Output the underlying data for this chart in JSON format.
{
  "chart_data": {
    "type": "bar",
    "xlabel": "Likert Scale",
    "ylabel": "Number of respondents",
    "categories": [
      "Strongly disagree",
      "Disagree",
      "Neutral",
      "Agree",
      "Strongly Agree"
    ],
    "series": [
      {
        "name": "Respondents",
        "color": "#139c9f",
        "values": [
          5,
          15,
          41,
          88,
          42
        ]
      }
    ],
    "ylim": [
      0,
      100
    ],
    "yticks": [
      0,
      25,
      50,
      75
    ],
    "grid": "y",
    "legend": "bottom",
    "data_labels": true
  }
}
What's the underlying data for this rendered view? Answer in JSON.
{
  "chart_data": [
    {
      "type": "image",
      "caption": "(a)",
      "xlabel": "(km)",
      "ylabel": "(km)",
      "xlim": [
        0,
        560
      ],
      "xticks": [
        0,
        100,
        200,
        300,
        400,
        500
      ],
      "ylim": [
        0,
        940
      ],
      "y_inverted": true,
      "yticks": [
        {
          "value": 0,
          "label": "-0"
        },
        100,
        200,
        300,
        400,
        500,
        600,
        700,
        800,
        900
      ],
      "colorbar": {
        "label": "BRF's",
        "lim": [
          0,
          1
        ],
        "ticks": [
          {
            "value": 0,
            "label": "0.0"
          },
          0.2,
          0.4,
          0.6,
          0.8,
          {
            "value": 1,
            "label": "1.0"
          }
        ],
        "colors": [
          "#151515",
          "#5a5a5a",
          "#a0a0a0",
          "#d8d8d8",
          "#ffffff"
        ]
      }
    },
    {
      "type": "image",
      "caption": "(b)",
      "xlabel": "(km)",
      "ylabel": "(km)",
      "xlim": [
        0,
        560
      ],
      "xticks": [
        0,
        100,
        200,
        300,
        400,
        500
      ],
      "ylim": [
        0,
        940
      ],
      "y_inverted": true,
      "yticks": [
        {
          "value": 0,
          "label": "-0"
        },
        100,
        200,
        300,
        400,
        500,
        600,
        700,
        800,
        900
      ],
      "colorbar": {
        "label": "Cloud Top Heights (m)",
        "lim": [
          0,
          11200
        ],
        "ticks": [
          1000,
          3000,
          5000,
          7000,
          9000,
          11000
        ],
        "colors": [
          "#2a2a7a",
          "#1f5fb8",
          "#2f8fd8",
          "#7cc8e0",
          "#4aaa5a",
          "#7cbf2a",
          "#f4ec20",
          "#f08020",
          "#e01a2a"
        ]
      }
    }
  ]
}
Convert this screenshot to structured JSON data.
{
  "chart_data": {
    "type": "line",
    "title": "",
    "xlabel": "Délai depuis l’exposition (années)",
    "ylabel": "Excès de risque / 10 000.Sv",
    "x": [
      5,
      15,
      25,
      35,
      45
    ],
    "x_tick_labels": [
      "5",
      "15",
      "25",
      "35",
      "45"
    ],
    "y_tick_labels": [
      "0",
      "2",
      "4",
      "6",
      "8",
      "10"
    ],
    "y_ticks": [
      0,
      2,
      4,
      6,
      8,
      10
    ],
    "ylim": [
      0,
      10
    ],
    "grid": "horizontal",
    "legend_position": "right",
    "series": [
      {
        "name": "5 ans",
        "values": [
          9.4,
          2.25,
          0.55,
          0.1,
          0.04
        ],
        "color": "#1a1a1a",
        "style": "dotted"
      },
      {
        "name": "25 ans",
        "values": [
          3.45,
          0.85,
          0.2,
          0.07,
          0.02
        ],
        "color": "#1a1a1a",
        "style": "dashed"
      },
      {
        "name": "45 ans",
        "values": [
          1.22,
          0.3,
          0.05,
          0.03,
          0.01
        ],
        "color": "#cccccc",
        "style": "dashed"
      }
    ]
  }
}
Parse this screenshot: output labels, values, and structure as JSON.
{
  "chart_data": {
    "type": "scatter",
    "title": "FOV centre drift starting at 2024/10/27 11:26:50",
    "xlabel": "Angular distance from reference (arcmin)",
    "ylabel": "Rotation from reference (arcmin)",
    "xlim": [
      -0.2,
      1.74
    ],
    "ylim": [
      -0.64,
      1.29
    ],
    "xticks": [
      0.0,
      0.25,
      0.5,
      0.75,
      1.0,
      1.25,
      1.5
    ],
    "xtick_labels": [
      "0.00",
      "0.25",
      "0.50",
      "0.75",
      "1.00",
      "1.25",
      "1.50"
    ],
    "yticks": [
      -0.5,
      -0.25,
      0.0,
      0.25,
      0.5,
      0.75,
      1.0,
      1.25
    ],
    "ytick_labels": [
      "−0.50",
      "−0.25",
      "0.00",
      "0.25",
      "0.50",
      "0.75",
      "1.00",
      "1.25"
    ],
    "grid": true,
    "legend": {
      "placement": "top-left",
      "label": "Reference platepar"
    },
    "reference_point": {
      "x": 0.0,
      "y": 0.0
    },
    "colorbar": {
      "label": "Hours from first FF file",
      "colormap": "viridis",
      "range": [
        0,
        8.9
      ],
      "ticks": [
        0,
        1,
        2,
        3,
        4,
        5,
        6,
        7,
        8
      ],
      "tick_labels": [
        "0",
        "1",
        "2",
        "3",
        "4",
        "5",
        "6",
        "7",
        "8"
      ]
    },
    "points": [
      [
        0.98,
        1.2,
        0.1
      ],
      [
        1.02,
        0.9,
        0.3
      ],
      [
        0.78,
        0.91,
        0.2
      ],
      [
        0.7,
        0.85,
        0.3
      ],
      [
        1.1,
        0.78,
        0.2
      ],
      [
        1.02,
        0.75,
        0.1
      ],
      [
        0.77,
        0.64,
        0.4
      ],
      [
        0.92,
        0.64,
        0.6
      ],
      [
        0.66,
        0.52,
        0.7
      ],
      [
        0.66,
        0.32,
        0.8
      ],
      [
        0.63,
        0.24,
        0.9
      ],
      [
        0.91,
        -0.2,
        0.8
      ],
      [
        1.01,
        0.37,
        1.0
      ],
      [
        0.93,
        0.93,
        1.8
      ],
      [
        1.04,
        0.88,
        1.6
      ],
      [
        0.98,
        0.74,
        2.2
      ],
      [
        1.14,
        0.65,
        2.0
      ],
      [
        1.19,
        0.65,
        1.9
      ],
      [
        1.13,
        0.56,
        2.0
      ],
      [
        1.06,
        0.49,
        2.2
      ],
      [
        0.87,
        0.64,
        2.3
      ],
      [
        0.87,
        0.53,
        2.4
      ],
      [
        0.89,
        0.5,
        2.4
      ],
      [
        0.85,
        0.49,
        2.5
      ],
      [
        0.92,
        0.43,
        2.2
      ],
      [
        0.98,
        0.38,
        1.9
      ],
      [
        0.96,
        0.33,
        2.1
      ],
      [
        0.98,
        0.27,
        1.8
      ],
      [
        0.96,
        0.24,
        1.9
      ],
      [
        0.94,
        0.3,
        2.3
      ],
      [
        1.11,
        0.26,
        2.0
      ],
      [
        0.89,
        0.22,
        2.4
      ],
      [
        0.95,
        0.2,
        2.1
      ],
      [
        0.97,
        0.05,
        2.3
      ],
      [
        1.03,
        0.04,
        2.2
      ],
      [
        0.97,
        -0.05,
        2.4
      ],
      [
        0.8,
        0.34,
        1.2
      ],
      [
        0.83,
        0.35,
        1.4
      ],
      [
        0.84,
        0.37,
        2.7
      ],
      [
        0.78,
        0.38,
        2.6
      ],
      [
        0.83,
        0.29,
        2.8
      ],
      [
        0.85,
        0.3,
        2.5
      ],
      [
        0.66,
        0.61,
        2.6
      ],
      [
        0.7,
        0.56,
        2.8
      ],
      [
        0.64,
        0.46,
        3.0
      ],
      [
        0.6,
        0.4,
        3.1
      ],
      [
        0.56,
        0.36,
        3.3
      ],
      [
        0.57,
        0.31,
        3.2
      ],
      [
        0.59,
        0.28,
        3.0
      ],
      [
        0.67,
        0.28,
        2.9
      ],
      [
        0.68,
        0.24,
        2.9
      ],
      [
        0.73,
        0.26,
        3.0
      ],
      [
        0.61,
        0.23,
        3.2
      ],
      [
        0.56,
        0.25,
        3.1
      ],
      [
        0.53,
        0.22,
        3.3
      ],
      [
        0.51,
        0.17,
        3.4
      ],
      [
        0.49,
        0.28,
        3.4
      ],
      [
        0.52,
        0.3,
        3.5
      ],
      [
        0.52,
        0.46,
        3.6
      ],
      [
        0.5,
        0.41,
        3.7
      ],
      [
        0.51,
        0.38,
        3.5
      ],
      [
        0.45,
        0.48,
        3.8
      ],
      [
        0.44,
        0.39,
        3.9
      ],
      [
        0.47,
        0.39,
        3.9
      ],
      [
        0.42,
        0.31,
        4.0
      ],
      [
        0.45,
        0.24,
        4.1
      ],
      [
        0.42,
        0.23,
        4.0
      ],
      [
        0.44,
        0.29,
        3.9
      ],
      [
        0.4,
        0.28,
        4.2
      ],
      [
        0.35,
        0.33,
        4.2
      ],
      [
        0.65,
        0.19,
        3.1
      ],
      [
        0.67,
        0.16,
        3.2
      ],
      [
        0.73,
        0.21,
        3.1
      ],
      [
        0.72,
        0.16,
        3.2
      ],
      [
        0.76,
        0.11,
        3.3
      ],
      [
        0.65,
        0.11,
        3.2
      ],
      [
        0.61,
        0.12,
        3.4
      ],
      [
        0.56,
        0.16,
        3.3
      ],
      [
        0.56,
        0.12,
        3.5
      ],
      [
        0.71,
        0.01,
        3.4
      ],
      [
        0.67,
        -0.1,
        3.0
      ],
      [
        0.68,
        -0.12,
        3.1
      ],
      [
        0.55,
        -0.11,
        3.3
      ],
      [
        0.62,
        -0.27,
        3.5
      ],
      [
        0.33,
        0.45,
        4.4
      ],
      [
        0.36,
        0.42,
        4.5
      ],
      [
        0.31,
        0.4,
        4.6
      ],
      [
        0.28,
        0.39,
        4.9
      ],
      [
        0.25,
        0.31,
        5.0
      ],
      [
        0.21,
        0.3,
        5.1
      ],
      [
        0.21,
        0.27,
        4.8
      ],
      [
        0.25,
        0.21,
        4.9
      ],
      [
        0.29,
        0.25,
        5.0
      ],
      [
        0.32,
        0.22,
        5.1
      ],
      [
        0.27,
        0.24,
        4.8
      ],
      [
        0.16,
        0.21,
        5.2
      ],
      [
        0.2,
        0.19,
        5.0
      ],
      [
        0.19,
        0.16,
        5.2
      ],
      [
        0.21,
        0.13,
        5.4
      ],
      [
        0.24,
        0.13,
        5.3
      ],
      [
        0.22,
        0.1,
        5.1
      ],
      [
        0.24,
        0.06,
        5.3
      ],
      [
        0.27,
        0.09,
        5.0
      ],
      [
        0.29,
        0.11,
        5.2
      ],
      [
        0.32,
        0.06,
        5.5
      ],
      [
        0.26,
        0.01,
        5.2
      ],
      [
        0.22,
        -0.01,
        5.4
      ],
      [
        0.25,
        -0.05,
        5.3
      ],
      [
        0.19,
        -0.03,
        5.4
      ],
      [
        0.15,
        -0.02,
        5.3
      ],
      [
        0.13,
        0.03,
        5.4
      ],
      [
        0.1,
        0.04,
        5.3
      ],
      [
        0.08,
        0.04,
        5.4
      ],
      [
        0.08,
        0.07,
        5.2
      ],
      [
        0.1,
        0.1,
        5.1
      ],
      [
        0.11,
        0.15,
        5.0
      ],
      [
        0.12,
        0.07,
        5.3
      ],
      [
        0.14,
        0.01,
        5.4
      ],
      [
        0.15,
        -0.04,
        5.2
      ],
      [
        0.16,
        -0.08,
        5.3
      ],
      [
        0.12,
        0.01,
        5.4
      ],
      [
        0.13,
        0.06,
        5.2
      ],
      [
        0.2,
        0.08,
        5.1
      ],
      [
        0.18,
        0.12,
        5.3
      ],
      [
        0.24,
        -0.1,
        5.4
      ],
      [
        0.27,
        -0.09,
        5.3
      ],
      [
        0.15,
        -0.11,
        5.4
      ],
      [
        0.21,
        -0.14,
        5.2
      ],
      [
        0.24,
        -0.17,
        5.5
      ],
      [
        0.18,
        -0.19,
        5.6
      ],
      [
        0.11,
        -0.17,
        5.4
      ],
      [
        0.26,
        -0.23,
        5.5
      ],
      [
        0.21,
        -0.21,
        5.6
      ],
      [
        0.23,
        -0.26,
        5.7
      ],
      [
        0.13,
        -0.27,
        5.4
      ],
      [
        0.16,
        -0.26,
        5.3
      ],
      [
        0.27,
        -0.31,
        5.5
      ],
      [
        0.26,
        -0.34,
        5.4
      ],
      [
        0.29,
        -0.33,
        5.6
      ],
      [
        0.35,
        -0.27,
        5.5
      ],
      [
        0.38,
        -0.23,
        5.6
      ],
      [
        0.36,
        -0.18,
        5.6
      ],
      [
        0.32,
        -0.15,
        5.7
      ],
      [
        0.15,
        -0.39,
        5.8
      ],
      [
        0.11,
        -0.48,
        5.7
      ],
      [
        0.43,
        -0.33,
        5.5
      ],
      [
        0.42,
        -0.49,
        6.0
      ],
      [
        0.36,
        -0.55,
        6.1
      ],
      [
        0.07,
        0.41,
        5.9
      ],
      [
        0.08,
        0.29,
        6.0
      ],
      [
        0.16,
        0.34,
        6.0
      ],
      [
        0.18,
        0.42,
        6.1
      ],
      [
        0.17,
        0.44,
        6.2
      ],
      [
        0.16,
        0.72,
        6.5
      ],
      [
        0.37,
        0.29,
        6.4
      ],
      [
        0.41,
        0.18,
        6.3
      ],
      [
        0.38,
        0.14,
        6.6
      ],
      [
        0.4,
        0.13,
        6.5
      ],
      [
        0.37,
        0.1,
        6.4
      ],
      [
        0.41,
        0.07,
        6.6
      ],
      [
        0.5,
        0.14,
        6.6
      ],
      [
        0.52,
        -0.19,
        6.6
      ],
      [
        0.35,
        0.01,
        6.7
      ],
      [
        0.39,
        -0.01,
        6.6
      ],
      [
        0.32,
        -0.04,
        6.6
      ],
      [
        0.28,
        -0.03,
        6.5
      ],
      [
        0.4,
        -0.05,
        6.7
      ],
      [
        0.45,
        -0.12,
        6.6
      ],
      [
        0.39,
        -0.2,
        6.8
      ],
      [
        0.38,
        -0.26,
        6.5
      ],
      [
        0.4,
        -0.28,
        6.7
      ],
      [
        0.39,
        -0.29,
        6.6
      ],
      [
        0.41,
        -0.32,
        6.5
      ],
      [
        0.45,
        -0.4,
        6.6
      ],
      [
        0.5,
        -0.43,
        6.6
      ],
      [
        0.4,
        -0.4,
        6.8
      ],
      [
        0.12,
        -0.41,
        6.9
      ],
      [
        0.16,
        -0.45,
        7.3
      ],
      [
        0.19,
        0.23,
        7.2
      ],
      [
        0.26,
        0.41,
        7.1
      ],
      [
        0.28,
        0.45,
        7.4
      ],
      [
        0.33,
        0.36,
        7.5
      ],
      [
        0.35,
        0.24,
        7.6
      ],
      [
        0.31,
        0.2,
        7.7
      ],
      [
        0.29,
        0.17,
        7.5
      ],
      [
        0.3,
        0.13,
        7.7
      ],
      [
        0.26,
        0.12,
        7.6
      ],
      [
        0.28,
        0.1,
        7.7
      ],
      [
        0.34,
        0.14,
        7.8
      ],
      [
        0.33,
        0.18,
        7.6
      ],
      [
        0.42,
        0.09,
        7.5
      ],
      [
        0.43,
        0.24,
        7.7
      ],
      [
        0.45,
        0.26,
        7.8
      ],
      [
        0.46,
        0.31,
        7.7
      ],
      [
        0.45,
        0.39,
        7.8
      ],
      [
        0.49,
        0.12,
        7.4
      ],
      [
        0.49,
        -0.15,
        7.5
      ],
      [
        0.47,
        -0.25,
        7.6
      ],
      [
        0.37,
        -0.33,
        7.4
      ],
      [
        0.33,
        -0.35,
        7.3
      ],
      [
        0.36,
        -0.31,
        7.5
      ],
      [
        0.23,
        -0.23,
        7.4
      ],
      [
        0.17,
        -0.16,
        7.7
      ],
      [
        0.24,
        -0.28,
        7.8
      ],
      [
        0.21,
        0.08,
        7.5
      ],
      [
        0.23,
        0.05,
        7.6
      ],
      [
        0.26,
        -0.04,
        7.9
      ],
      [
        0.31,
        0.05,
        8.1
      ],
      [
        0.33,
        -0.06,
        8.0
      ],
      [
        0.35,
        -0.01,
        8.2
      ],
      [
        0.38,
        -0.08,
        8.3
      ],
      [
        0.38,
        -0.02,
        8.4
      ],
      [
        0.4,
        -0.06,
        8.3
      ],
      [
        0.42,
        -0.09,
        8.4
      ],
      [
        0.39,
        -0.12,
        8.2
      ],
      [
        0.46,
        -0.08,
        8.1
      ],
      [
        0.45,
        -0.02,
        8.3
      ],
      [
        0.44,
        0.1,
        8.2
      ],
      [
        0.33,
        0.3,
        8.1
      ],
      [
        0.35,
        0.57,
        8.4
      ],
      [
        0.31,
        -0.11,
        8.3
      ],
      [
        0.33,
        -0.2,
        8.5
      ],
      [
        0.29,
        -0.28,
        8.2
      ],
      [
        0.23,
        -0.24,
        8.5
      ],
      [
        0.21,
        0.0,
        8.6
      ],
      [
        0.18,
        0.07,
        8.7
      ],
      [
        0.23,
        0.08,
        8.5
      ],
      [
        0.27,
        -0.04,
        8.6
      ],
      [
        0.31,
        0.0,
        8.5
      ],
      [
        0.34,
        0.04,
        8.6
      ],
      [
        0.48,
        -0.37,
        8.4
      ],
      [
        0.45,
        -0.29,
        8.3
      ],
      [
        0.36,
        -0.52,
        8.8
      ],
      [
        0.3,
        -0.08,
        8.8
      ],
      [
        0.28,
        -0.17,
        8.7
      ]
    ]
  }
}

- [Your goal]: State how many lines in the records above contain the word "type", and give only that number.

- [The answer]: 5